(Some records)
┏━━
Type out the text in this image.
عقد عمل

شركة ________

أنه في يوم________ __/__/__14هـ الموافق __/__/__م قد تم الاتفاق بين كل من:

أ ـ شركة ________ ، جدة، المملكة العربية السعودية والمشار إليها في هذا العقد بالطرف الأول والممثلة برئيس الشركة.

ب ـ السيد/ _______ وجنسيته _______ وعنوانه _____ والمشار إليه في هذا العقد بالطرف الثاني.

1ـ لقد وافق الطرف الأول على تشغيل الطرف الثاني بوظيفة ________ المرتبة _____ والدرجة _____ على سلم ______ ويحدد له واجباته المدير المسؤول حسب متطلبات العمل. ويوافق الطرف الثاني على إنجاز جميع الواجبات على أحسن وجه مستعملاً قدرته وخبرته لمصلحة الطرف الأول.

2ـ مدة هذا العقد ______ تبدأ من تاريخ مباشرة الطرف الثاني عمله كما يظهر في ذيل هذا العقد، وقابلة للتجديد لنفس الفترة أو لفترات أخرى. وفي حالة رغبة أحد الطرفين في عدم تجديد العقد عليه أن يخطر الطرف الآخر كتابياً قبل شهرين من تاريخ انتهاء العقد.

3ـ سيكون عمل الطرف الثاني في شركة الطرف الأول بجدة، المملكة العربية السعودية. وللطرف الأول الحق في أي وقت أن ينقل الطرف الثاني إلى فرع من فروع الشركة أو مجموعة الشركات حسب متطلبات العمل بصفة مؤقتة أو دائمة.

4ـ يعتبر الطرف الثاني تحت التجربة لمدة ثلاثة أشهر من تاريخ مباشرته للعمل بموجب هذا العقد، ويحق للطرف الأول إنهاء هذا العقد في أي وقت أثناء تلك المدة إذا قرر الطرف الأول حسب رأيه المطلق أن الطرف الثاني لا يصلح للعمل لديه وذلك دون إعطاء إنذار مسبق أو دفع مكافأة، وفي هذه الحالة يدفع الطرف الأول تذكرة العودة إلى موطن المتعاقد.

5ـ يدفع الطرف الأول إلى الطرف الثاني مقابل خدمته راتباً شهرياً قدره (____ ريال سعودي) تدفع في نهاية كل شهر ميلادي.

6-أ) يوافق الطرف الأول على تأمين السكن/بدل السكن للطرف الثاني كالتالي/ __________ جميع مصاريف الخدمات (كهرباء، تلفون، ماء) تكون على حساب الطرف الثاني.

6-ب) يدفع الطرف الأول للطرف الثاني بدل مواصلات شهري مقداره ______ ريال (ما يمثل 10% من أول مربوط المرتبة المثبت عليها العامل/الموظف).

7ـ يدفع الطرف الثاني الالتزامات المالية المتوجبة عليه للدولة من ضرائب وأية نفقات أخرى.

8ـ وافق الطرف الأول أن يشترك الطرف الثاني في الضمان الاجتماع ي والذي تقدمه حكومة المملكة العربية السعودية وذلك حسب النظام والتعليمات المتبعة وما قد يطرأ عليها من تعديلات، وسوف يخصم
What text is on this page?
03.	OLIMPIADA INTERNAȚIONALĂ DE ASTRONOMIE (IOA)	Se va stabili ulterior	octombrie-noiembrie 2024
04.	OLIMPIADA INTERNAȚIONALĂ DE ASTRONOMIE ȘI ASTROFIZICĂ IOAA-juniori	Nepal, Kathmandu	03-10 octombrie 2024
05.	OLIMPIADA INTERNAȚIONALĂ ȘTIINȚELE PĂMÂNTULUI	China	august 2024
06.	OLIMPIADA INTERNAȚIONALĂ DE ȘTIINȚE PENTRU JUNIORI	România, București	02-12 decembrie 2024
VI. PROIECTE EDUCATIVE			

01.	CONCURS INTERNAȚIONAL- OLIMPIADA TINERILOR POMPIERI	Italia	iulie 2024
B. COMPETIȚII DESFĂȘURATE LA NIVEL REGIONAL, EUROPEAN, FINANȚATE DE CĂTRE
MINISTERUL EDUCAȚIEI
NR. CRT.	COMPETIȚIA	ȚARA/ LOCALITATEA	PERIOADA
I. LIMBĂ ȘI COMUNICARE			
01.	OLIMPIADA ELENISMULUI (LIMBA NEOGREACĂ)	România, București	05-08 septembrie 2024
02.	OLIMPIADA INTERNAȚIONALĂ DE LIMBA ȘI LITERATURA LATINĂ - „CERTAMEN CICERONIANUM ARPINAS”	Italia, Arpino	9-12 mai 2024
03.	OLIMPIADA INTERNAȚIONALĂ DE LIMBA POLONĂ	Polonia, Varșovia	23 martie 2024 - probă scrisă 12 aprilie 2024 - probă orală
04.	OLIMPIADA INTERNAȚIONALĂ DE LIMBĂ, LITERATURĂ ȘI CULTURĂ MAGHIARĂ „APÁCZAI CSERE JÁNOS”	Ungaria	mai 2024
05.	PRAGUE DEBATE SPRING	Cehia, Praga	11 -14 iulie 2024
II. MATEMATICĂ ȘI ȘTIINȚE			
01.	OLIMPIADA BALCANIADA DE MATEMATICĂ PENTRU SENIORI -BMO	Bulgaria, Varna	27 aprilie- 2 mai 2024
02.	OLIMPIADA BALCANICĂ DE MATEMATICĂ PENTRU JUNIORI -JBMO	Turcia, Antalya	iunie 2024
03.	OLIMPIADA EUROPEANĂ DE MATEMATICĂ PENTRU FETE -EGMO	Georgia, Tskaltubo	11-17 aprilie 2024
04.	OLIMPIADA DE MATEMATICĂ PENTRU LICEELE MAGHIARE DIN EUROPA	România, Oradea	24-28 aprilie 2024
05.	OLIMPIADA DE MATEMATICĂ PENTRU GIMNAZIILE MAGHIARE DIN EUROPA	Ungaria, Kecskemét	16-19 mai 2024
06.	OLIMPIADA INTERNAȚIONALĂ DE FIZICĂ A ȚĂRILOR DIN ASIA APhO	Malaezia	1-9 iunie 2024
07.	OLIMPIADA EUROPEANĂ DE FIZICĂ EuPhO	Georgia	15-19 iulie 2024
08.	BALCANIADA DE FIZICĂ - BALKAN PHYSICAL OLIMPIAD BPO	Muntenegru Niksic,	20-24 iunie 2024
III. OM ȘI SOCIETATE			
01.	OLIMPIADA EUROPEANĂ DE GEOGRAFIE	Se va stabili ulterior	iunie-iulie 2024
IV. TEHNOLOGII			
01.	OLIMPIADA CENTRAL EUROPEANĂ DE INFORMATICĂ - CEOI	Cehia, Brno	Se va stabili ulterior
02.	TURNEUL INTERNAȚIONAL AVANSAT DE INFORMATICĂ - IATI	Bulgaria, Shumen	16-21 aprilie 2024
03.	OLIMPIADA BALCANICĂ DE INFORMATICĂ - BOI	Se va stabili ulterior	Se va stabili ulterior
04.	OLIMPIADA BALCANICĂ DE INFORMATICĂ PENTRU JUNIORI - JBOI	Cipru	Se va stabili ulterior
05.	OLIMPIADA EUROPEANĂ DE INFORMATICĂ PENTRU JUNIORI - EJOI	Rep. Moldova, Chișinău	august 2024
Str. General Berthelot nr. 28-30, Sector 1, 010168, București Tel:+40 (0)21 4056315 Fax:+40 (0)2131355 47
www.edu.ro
┗━━
Aim of the task ▸ List all lines in the material containing the string "MATEMATICĂ".

Finished exercise ▸
II. MATEMATICĂ ȘI ȘTIINȚE			
01.	OLIMPIADA BALCANIADA DE MATEMATICĂ PENTRU SENIORI -BMO	Bulgaria, Varna	27 aprilie- 2 mai 2024
02.	OLIMPIADA BALCANICĂ DE MATEMATICĂ PENTRU JUNIORI -JBMO	Turcia, Antalya	iunie 2024
03.	OLIMPIADA EUROPEANĂ DE MATEMATICĂ PENTRU FETE -EGMO	Georgia, Tskaltubo	11-17 aprilie 2024
04.	OLIMPIADA DE MATEMATICĂ PENTRU LICEELE MAGHIARE DIN EUROPA	România, Oradea	24-28 aprilie 2024
05.	OLIMPIADA DE MATEMATICĂ PENTRU GIMNAZIILE MAGHIARE DIN EUROPA	Ungaria, Kecskemét	16-19 mai 2024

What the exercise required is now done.